◆ **Exercise brief**
Look through the lines and report how many include the word "https", giving nothing but the number.

::: Excerpted records :::

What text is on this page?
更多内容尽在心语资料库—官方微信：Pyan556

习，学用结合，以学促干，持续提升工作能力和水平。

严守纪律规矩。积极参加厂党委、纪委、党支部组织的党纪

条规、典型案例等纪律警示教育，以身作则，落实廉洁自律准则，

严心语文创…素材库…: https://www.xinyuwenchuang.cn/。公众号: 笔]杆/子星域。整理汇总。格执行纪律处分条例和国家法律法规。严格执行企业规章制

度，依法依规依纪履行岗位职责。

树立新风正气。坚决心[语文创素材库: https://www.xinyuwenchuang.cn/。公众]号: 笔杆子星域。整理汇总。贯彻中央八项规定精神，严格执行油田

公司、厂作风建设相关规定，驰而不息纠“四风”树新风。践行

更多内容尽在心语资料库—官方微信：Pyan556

:::

◆ **Correct output**
2